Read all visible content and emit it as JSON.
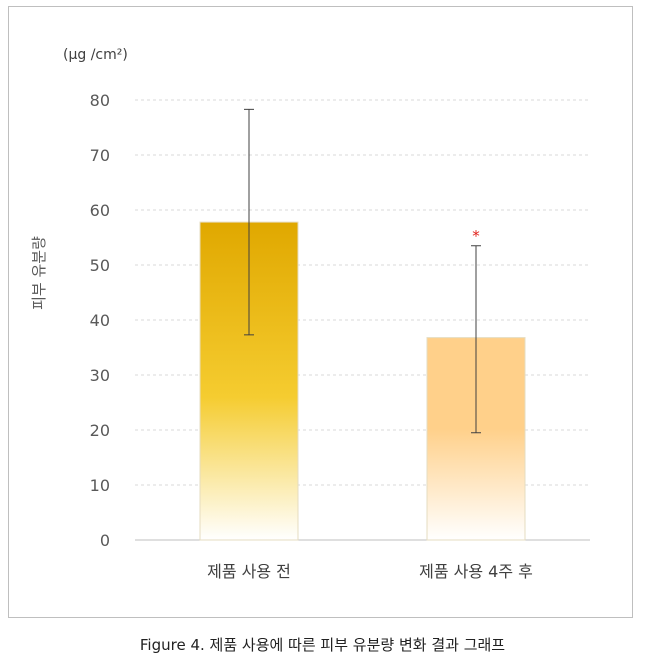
{
  "chart_data": {
    "type": "bar",
    "categories": [
      "제품 사용 전",
      "제품 사용 4주 후"
    ],
    "series": [
      {
        "values": [
          57.8,
          36.8
        ],
        "error_low": [
          37.3,
          19.5
        ],
        "error_high": [
          78.3,
          53.5
        ]
      }
    ],
    "significance": [
      "",
      "*"
    ],
    "ylabel": "피부 유분량",
    "unit_label": "(μg /cm²)",
    "ylim": [
      0,
      80
    ],
    "yticks": [
      0,
      10,
      20,
      30,
      40,
      50,
      60,
      70,
      80
    ],
    "grid": true,
    "colors": {
      "bar1_top": "#E0A800",
      "bar1_mid": "#F5CC30",
      "bar1_bottom": "#FFFFFF",
      "bar2_top": "#FFD08A",
      "bar2_bottom": "#FFFFFF",
      "significance": "#E0201A"
    }
  },
  "caption": "Figure 4. 제품 사용에 따른 피부 유분량 변화 결과 그래프"
}
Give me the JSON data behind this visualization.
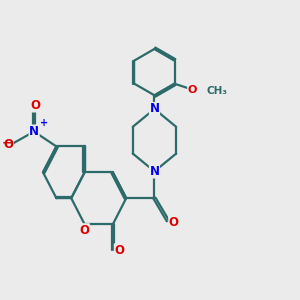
{
  "bg_color": "#ebebeb",
  "bond_color": "#2d6b6b",
  "bond_width": 1.6,
  "dbo": 0.055,
  "atom_colors": {
    "N": "#0000ee",
    "O": "#dd0000"
  },
  "font_size": 8.5
}
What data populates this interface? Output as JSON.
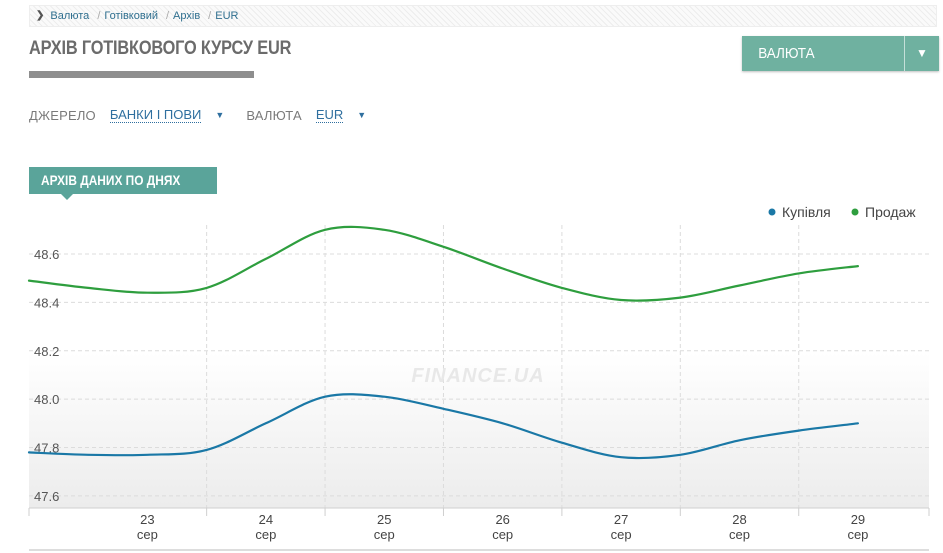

○ ○ ○ ○ ○ ○ ○

Task to complete
The required output is the lines from the one containing "Give me the" through the end of the records above, reproduced exactly, with no pictures.

Problem solution
Give me the JSON data behind this visualization.
{
  "bg_color": "#ebebeb",
  "bond_color": "#2d6b6b",
  "bond_width": 1.6,
  "dbo": 0.055,
  "atom_colors": {
    "N": "#0000ee",
    "O": "#dd0000"
  },
  "font_size": 8.5
}
What data populates this interface? Output as JSON.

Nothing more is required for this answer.